Instructions to follow: Look over the lines below. Report each one that includes the string "superfície".
=== Data for this exercise ===
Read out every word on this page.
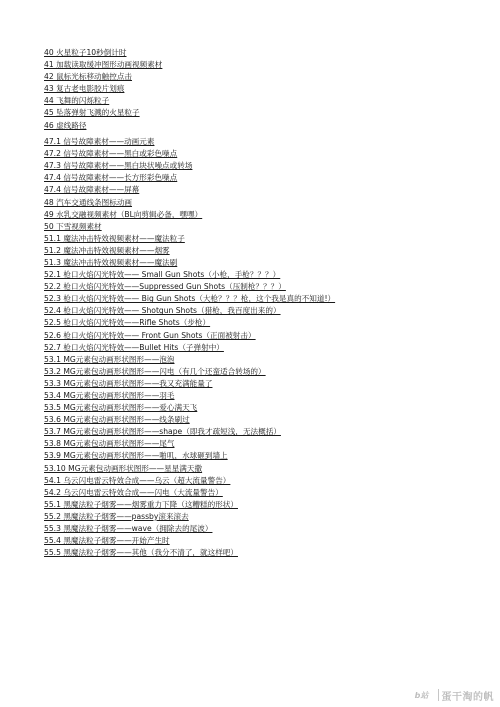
40 火星粒子10秒倒计时
41 加载读取缓冲图形动画视频素材
42 鼠标光标移动触控点击
43 复古老电影胶片划痕
44 飞舞的闪烁粒子
45 坠落弹射飞溅的火星粒子
46 虚线路径
47.1 信号故障素材——动画元素
47.2 信号故障素材——黑白或彩色噪点
47.3 信号故障素材——黑白块状噪点或转场
47.4 信号故障素材——长方形彩色噪点
47.4 信号故障素材——屏幕
48 汽车交通线条图标动画
49 水乳交融视频素材（BL向剪辑必备，嘿嘿）
50 下雪视频素材
51.1 魔法冲击特效视频素材——魔法粒子
51.2 魔法冲击特效视频素材——烟雾
51.3 魔法冲击特效视频素材——魔法刷
52.1 枪口火焰闪光特效—— Small Gun Shots（小枪，手枪？？？）
52.2 枪口火焰闪光特效——Suppressed Gun Shots（压制枪？？？）
52.3 枪口火焰闪光特效—— Big Gun Shots（大枪？？？枪，这个我是真的不知道!）
52.4 枪口火焰闪光特效—— Shotgun Shots（猎枪，我百度出来的）
52.5 枪口火焰闪光特效——Rifle Shots（步枪）
52.6 枪口火焰闪光特效—— Front Gun Shots（正面被射击）
52.7 枪口火焰闪光特效——Bullet Hits（子弹射中）
53.1 MG元素包动画形状图形——泡泡
53.2 MG元素包动画形状图形——闪电（有几个还蛮适合转场的）
53.3 MG元素包动画形状图形——我又充满能量了
53.4 MG元素包动画形状图形——羽毛
53.5 MG元素包动画形状图形——爱心满天飞
53.6 MG元素包动画形状图形——线条刷过
53.7 MG元素包动画形状图形——shape（即我才疏短浅，无法概括）
53.8 MG元素包动画形状图形——尾气
53.9 MG元素包动画形状图形——啪叽，水球砸到墙上
53.10 MG元素包动画形状图形——星星满天撒
54.1 乌云闪电雷云特效合成——乌云（超大流量警告）
54.2 乌云闪电雷云特效合成——闪电（大流量警告）
55.1 黑魔法粒子烟雾——烟雾重力下降（这糟糕的形状）
55.2 黑魔法粒子烟雾——passby滚来滚去
55.3 黑魔法粒子烟雾——wave（拥除去的尾波）
55.4 黑魔法粒子烟雾——开始产生时
55.5 黑魔法粒子烟雾——其他（我分不清了，就这样吧）
b站	蛋干淘的帆
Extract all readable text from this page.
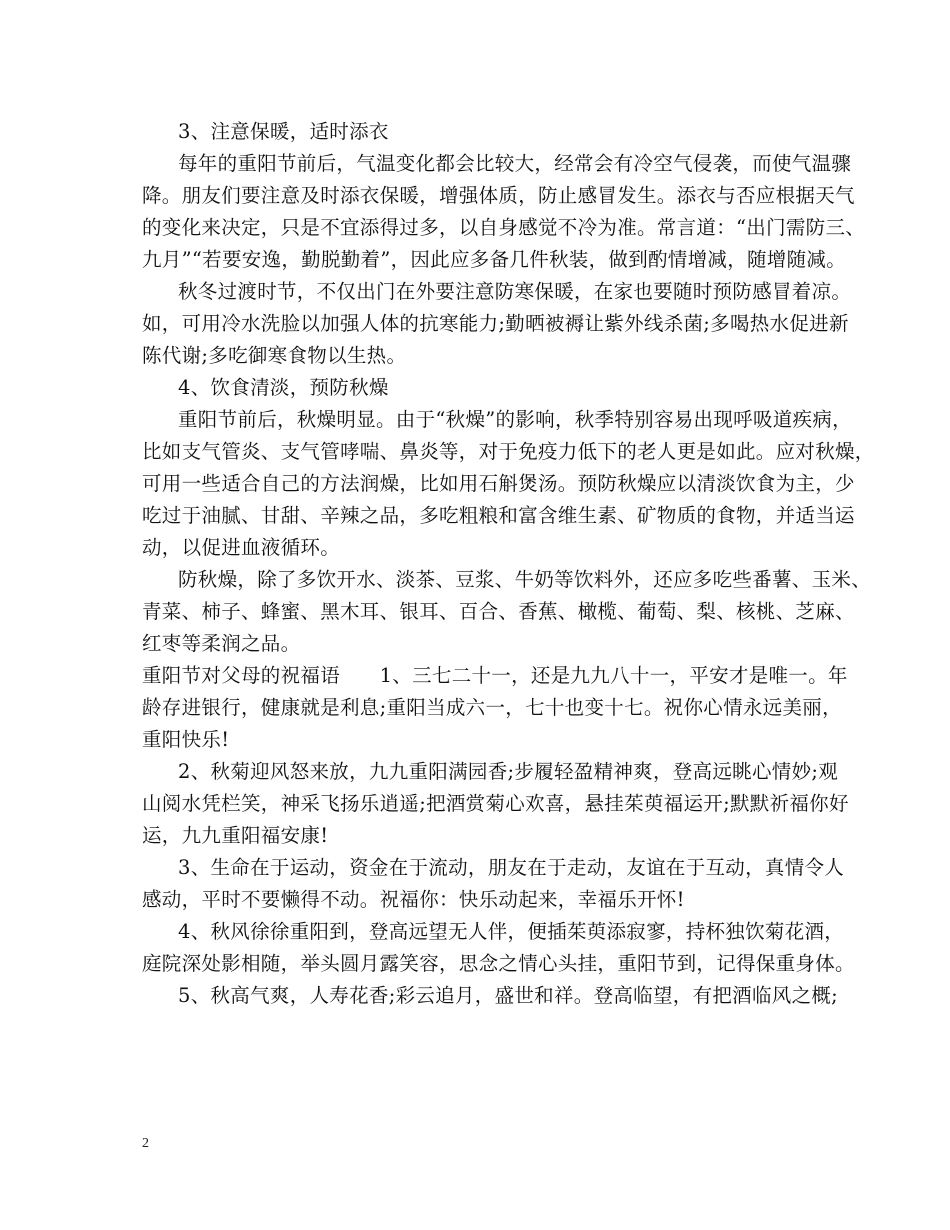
3、注意保暖，适时添衣
每年的重阳节前后，气温变化都会比较大，经常会有冷空气侵袭，而使气温骤
降。朋友们要注意及时添衣保暖，增强体质，防止感冒发生。添衣与否应根据天气
的变化来决定，只是不宜添得过多，以自身感觉不冷为准。常言道：“出门需防三、
九月”“若要安逸，勤脱勤着”，因此应多备几件秋装，做到酌情增减，随增随减。
秋冬过渡时节，不仅出门在外要注意防寒保暖，在家也要随时预防感冒着凉。
如，可用冷水洗脸以加强人体的抗寒能力;勤晒被褥让紫外线杀菌;多喝热水促进新
陈代谢;多吃御寒食物以生热。
4、饮食清淡，预防秋燥
重阳节前后，秋燥明显。由于“秋燥”的影响，秋季特别容易出现呼吸道疾病，
比如支气管炎、支气管哮喘、鼻炎等，对于免疫力低下的老人更是如此。应对秋燥，
可用一些适合自己的方法润燥，比如用石斛煲汤。预防秋燥应以清淡饮食为主，少
吃过于油腻、甘甜、辛辣之品，多吃粗粮和富含维生素、矿物质的食物，并适当运
动，以促进血液循环。
防秋燥，除了多饮开水、淡茶、豆浆、牛奶等饮料外，还应多吃些番薯、玉米、
青菜、柿子、蜂蜜、黑木耳、银耳、百合、香蕉、橄榄、葡萄、梨、核桃、芝麻、
红枣等柔润之品。
重阳节对父母的祝福语　　1、三七二十一，还是九九八十一，平安才是唯一。年
龄存进银行，健康就是利息;重阳当成六一，七十也变十七。祝你心情永远美丽，
重阳快乐!
2、秋菊迎风怒来放，九九重阳满园香;步履轻盈精神爽，登高远眺心情妙;观
山阅水凭栏笑，神采飞扬乐逍遥;把酒赏菊心欢喜，悬挂茱萸福运开;默默祈福你好
运，九九重阳福安康!
3、生命在于运动，资金在于流动，朋友在于走动，友谊在于互动，真情令人
感动，平时不要懒得不动。祝福你：快乐动起来，幸福乐开怀!
4、秋风徐徐重阳到，登高远望无人伴，便插茱萸添寂寥，持杯独饮菊花酒，
庭院深处影相随，举头圆月露笑容，思念之情心头挂，重阳节到，记得保重身体。
5、秋高气爽，人寿花香;彩云追月，盛世和祥。登高临望，有把酒临风之概;
2
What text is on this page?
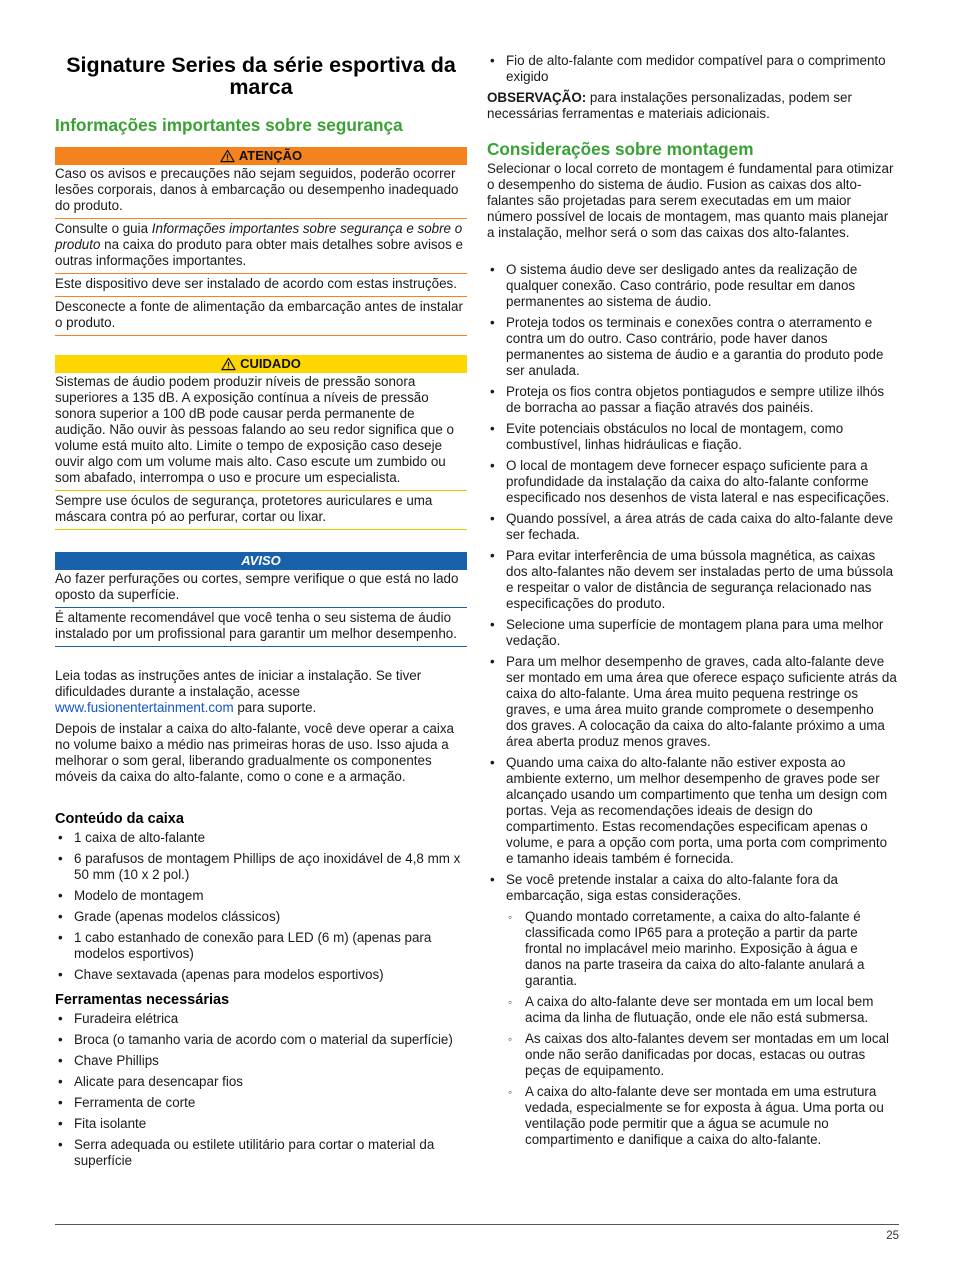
Signature Series da série esportiva da marca
Informações importantes sobre segurança
ATENÇÃO

Caso os avisos e precauções não sejam seguidos, poderão ocorrer lesões corporais, danos à embarcação ou desempenho inadequado do produto.

Consulte o guia Informações importantes sobre segurança e sobre o produto na caixa do produto para obter mais detalhes sobre avisos e outras informações importantes.

Este dispositivo deve ser instalado de acordo com estas instruções.

Desconecte a fonte de alimentação da embarcação antes de instalar o produto.

CUIDADO

Sistemas de áudio podem produzir níveis de pressão sonora superiores a 135 dB. A exposição contínua a níveis de pressão sonora superior a 100 dB pode causar perda permanente de audição. Não ouvir às pessoas falando ao seu redor significa que o volume está muito alto. Limite o tempo de exposição caso deseje ouvir algo com um volume mais alto. Caso escute um zumbido ou som abafado, interrompa o uso e procure um especialista.

Sempre use óculos de segurança, protetores auriculares e uma máscara contra pó ao perfurar, cortar ou lixar.

AVISO

Ao fazer perfurações ou cortes, sempre verifique o que está no lado oposto da superfície.

É altamente recomendável que você tenha o seu sistema de áudio instalado por um profissional para garantir um melhor desempenho.

Leia todas as instruções antes de iniciar a instalação. Se tiver dificuldades durante a instalação, acesse www.fusionentertainment.com para suporte.

Depois de instalar a caixa do alto-falante, você deve operar a caixa no volume baixo a médio nas primeiras horas de uso. Isso ajuda a melhorar o som geral, liberando gradualmente os componentes móveis da caixa do alto-falante, como o cone e a armação.

Conteúdo da caixa
• 1 caixa de alto-falante
• 6 parafusos de montagem Phillips de aço inoxidável de 4,8 mm x 50 mm (10 x 2 pol.)
• Modelo de montagem
• Grade (apenas modelos clássicos)
• 1 cabo estanhado de conexão para LED (6 m) (apenas para modelos esportivos)
• Chave sextavada (apenas para modelos esportivos)
Ferramentas necessárias
• Furadeira elétrica
• Broca (o tamanho varia de acordo com o material da superfície)
• Chave Phillips
• Alicate para desencapar fios
• Ferramenta de corte
• Fita isolante
• Serra adequada ou estilete utilitário para cortar o material da superfície
• Fio de alto-falante com medidor compatível para o comprimento exigido

OBSERVAÇÃO: para instalações personalizadas, podem ser necessárias ferramentas e materiais adicionais.

Considerações sobre montagem

Selecionar o local correto de montagem é fundamental para otimizar o desempenho do sistema de áudio. Fusion as caixas dos alto-falantes são projetadas para serem executadas em um maior número possível de locais de montagem, mas quanto mais planejar a instalação, melhor será o som das caixas dos alto-falantes.

• O sistema áudio deve ser desligado antes da realização de qualquer conexão. Caso contrário, pode resultar em danos permanentes ao sistema de áudio.
• Proteja todos os terminais e conexões contra o aterramento e contra um do outro. Caso contrário, pode haver danos permanentes ao sistema de áudio e a garantia do produto pode ser anulada.
• Proteja os fios contra objetos pontiagudos e sempre utilize ilhós de borracha ao passar a fiação através dos painéis.
• Evite potenciais obstáculos no local de montagem, como combustível, linhas hidráulicas e fiação.
• O local de montagem deve fornecer espaço suficiente para a profundidade da instalação da caixa do alto-falante conforme especificado nos desenhos de vista lateral e nas especificações.
• Quando possível, a área atrás de cada caixa do alto-falante deve ser fechada.
• Para evitar interferência de uma bússola magnética, as caixas dos alto-falantes não devem ser instaladas perto de uma bússola e respeitar o valor de distância de segurança relacionado nas especificações do produto.
• Selecione uma superfície de montagem plana para uma melhor vedação.
• Para um melhor desempenho de graves, cada alto-falante deve ser montado em uma área que oferece espaço suficiente atrás da caixa do alto-falante. Uma área muito pequena restringe os graves, e uma área muito grande compromete o desempenho dos graves. A colocação da caixa do alto-falante próximo a uma área aberta produz menos graves.
• Quando uma caixa do alto-falante não estiver exposta ao ambiente externo, um melhor desempenho de graves pode ser alcançado usando um compartimento que tenha um design com portas. Veja as recomendações ideais de design do compartimento. Estas recomendações especificam apenas o volume, e para a opção com porta, uma porta com comprimento e tamanho ideais também é fornecida.
• Se você pretende instalar a caixa do alto-falante fora da embarcação, siga estas considerações.
◦ Quando montado corretamente, a caixa do alto-falante é classificada como IP65 para a proteção a partir da parte frontal no implacável meio marinho. Exposição à água e danos na parte traseira da caixa do alto-falante anulará a garantia.
◦ A caixa do alto-falante deve ser montada em um local bem acima da linha de flutuação, onde ele não está submersa.
◦ As caixas dos alto-falantes devem ser montadas em um local onde não serão danificadas por docas, estacas ou outras peças de equipamento.
◦ A caixa do alto-falante deve ser montada em uma estrutura vedada, especialmente se for exposta à água. Uma porta ou ventilação pode permitir que a água se acumule no compartimento e danifique a caixa do alto-falante.
25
===
Solution:
Ao fazer perfurações ou cortes, sempre verifique o que está no lado oposto da superfície.
• Broca (o tamanho varia de acordo com o material da superfície)
• Serra adequada ou estilete utilitário para cortar o material da superfície
• Selecione uma superfície de montagem plana para uma melhor vedação.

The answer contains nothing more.